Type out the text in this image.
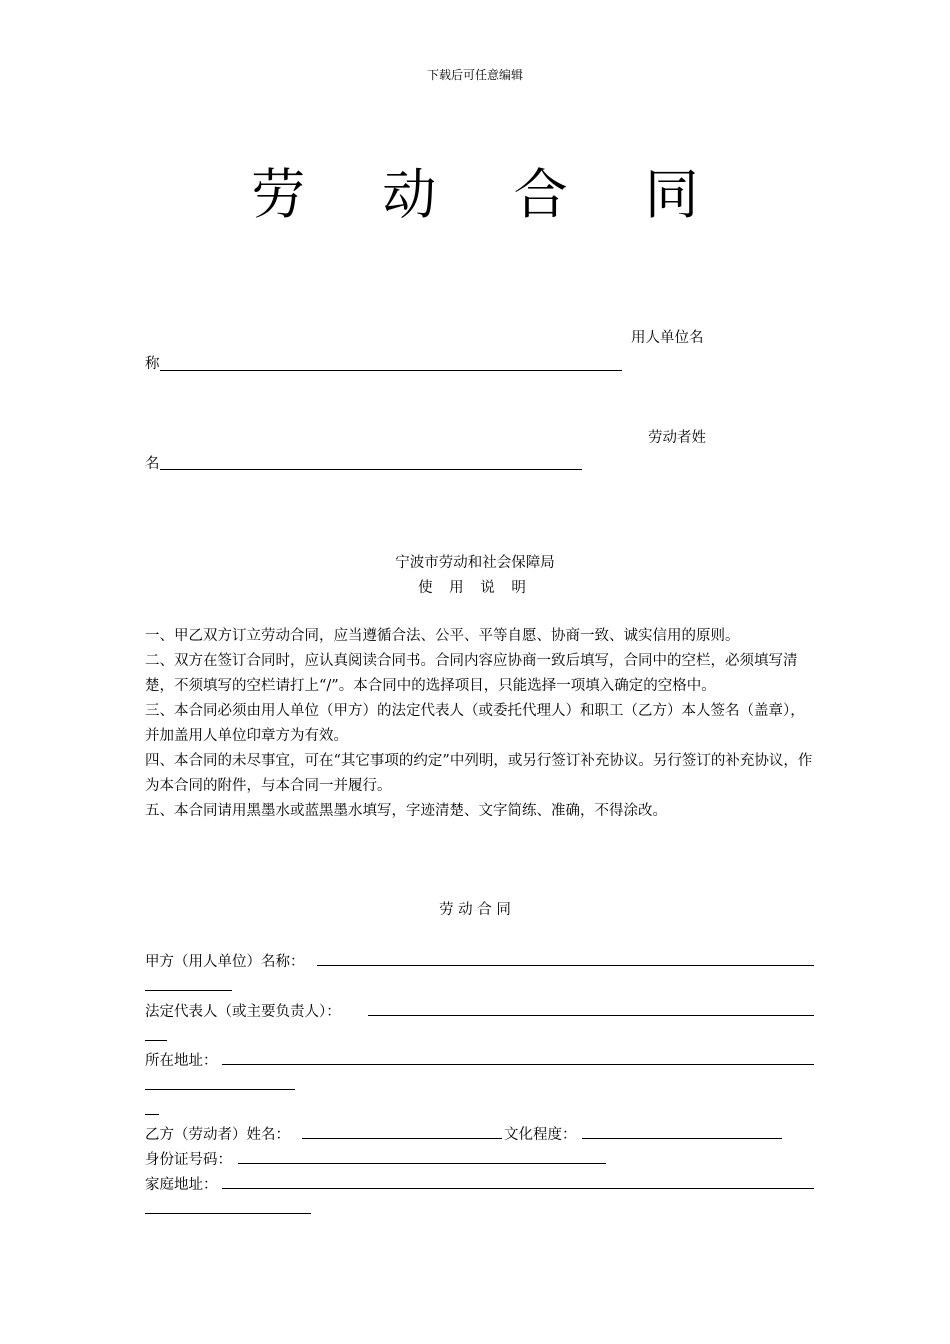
下载后可任意编辑
劳 动 合 同
用人单位名
称
劳动者姓
名
宁波市劳动和社会保障局
使 用 说 明
一、甲乙双方订立劳动合同，应当遵循合法、公平、平等自愿、协商一致、诚实信用的原则。
二、双方在签订合同时，应认真阅读合同书。合同内容应协商一致后填写，合同中的空栏，必须填写清楚，不须填写的空栏请打上“/”。本合同中的选择项目，只能选择一项填入确定的空格中。
三、本合同必须由用人单位（甲方）的法定代表人（或委托代理人）和职工（乙方）本人签名（盖章），并加盖用人单位印章方为有效。
四、本合同的未尽事宜，可在“其它事项的约定”中列明，或另行签订补充协议。另行签订的补充协议，作为本合同的附件，与本合同一并履行。
五、本合同请用黑墨水或蓝黑墨水填写，字迹清楚、文字简练、准确，不得涂改。
劳 动 合 同
甲方（用人单位）名称：
法定代表人（或主要负责人）：
所在地址：
乙方（劳动者）姓名：	文化程度：
身份证号码：
家庭地址：
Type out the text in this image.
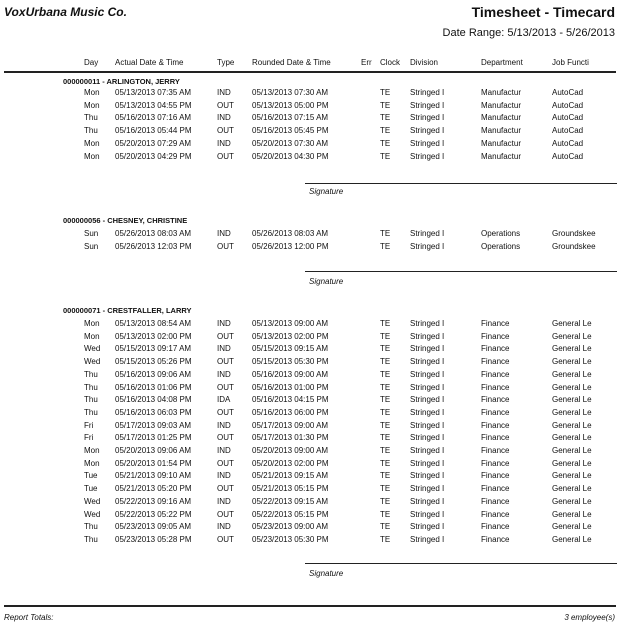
VoxUrbana Music Co.	Timesheet - Timecard
Date Range: 5/13/2013 - 5/26/2013
Day Actual Date & Time	Type Rounded Date & Time	Err Clock Division	Department	Job Functi
000000011 - ARLINGTON, JERRY
Mon 05/13/2013 07:35 AM	IND	05/13/2013 07:30 AM	TE Stringed I	Manufactur	AutoCad
Mon 05/13/2013 04:55 PM	OUT 05/13/2013 05:00 PM	TE Stringed I	Manufactur	AutoCad
Thu 05/16/2013 07:16 AM	IND	05/16/2013 07:15 AM	TE Stringed I	Manufactur	AutoCad
Thu 05/16/2013 05:44 PM	OUT 05/16/2013 05:45 PM	TE Stringed I	Manufactur	AutoCad
Mon 05/20/2013 07:29 AM	IND	05/20/2013 07:30 AM	TE Stringed I	Manufactur	AutoCad
Mon 05/20/2013 04:29 PM	OUT 05/20/2013 04:30 PM	TE Stringed I	Manufactur	AutoCad
Signature
000000056 - CHESNEY, CHRISTINE
Sun 05/26/2013 08:03 AM	IND	05/26/2013 08:03 AM	TE Stringed I	Operations	Groundskee
Sun 05/26/2013 12:03 PM	OUT 05/26/2013 12:00 PM	TE Stringed I	Operations	Groundskee
Signature
000000071 - CRESTFALLER, LARRY
Mon 05/13/2013 08:54 AM	IND	05/13/2013 09:00 AM	TE Stringed I	Finance	General Le
Mon 05/13/2013 02:00 PM	OUT 05/13/2013 02:00 PM	TE Stringed I	Finance	General Le
Wed 05/15/2013 09:17 AM	IND	05/15/2013 09:15 AM	TE Stringed I	Finance	General Le
Wed 05/15/2013 05:26 PM	OUT 05/15/2013 05:30 PM	TE Stringed I	Finance	General Le
Thu 05/16/2013 09:06 AM	IND	05/16/2013 09:00 AM	TE Stringed I	Finance	General Le
Thu 05/16/2013 01:06 PM	OUT 05/16/2013 01:00 PM	TE Stringed I	Finance	General Le
Thu 05/16/2013 04:08 PM	IDA	05/16/2013 04:15 PM	TE Stringed I	Finance	General Le
Thu 05/16/2013 06:03 PM	OUT 05/16/2013 06:00 PM	TE Stringed I	Finance	General Le
Fri	05/17/2013 09:03 AM	IND	05/17/2013 09:00 AM	TE Stringed I	Finance	General Le
Fri	05/17/2013 01:25 PM	OUT 05/17/2013 01:30 PM	TE Stringed I	Finance	General Le
Mon 05/20/2013 09:06 AM	IND	05/20/2013 09:00 AM	TE Stringed I	Finance	General Le
Mon 05/20/2013 01:54 PM	OUT 05/20/2013 02:00 PM	TE Stringed I	Finance	General Le
Tue 05/21/2013 09:10 AM	IND	05/21/2013 09:15 AM	TE Stringed I	Finance	General Le
Tue 05/21/2013 05:20 PM	OUT 05/21/2013 05:15 PM	TE Stringed I	Finance	General Le
Wed 05/22/2013 09:16 AM	IND	05/22/2013 09:15 AM	TE Stringed I	Finance	General Le
Wed 05/22/2013 05:22 PM	OUT 05/22/2013 05:15 PM	TE Stringed I	Finance	General Le
Thu 05/23/2013 09:05 AM	IND	05/23/2013 09:00 AM	TE Stringed I	Finance	General Le
Thu 05/23/2013 05:28 PM	OUT 05/23/2013 05:30 PM	TE Stringed I	Finance	General Le
Signature
Report Totals:	3 employee(s)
****
**PROBLEM**
Drop the pictures and reproduce the rest of the entries above exactly.

**SOLVED PROBLEM**
Type out the text in this image.
下载后可任意编辑
劳 动 合 同
用人单位名
称
劳动者姓
名
宁波市劳动和社会保障局
使 用 说 明
一、甲乙双方订立劳动合同，应当遵循合法、公平、平等自愿、协商一致、诚实信用的原则。
二、双方在签订合同时，应认真阅读合同书。合同内容应协商一致后填写，合同中的空栏，必须填写清楚，不须填写的空栏请打上“/”。本合同中的选择项目，只能选择一项填入确定的空格中。
三、本合同必须由用人单位（甲方）的法定代表人（或委托代理人）和职工（乙方）本人签名（盖章），并加盖用人单位印章方为有效。
四、本合同的未尽事宜，可在“其它事项的约定”中列明，或另行签订补充协议。另行签订的补充协议，作为本合同的附件，与本合同一并履行。
五、本合同请用黑墨水或蓝黑墨水填写，字迹清楚、文字简练、准确，不得涂改。
劳 动 合 同
甲方（用人单位）名称：
法定代表人（或主要负责人）：
所在地址：
乙方（劳动者）姓名：	文化程度：
身份证号码：
家庭地址：
Type out the text in this image.
VoxUrbana Music Co.	Timesheet - Timecard
Date Range: 5/13/2013 - 5/26/2013
Day Actual Date & Time	Type Rounded Date & Time	Err Clock Division	Department	Job Functi
000000011 - ARLINGTON, JERRY
Mon 05/13/2013 07:35 AM	IND	05/13/2013 07:30 AM	TE Stringed I	Manufactur	AutoCad
Mon 05/13/2013 04:55 PM	OUT 05/13/2013 05:00 PM	TE Stringed I	Manufactur	AutoCad
Thu 05/16/2013 07:16 AM	IND	05/16/2013 07:15 AM	TE Stringed I	Manufactur	AutoCad
Thu 05/16/2013 05:44 PM	OUT 05/16/2013 05:45 PM	TE Stringed I	Manufactur	AutoCad
Mon 05/20/2013 07:29 AM	IND	05/20/2013 07:30 AM	TE Stringed I	Manufactur	AutoCad
Mon 05/20/2013 04:29 PM	OUT 05/20/2013 04:30 PM	TE Stringed I	Manufactur	AutoCad
Signature
000000056 - CHESNEY, CHRISTINE
Sun 05/26/2013 08:03 AM	IND	05/26/2013 08:03 AM	TE Stringed I	Operations	Groundskee
Sun 05/26/2013 12:03 PM	OUT 05/26/2013 12:00 PM	TE Stringed I	Operations	Groundskee
Signature
000000071 - CRESTFALLER, LARRY
Mon 05/13/2013 08:54 AM	IND	05/13/2013 09:00 AM	TE Stringed I	Finance	General Le
Mon 05/13/2013 02:00 PM	OUT 05/13/2013 02:00 PM	TE Stringed I	Finance	General Le
Wed 05/15/2013 09:17 AM	IND	05/15/2013 09:15 AM	TE Stringed I	Finance	General Le
Wed 05/15/2013 05:26 PM	OUT 05/15/2013 05:30 PM	TE Stringed I	Finance	General Le
Thu 05/16/2013 09:06 AM	IND	05/16/2013 09:00 AM	TE Stringed I	Finance	General Le
Thu 05/16/2013 01:06 PM	OUT 05/16/2013 01:00 PM	TE Stringed I	Finance	General Le
Thu 05/16/2013 04:08 PM	IDA	05/16/2013 04:15 PM	TE Stringed I	Finance	General Le
Thu 05/16/2013 06:03 PM	OUT 05/16/2013 06:00 PM	TE Stringed I	Finance	General Le
Fri	05/17/2013 09:03 AM	IND	05/17/2013 09:00 AM	TE Stringed I	Finance	General Le
Fri	05/17/2013 01:25 PM	OUT 05/17/2013 01:30 PM	TE Stringed I	Finance	General Le
Mon 05/20/2013 09:06 AM	IND	05/20/2013 09:00 AM	TE Stringed I	Finance	General Le
Mon 05/20/2013 01:54 PM	OUT 05/20/2013 02:00 PM	TE Stringed I	Finance	General Le
Tue 05/21/2013 09:10 AM	IND	05/21/2013 09:15 AM	TE Stringed I	Finance	General Le
Tue 05/21/2013 05:20 PM	OUT 05/21/2013 05:15 PM	TE Stringed I	Finance	General Le
Wed 05/22/2013 09:16 AM	IND	05/22/2013 09:15 AM	TE Stringed I	Finance	General Le
Wed 05/22/2013 05:22 PM	OUT 05/22/2013 05:15 PM	TE Stringed I	Finance	General Le
Thu 05/23/2013 09:05 AM	IND	05/23/2013 09:00 AM	TE Stringed I	Finance	General Le
Thu 05/23/2013 05:28 PM	OUT 05/23/2013 05:30 PM	TE Stringed I	Finance	General Le
Signature
Report Totals:	3 employee(s)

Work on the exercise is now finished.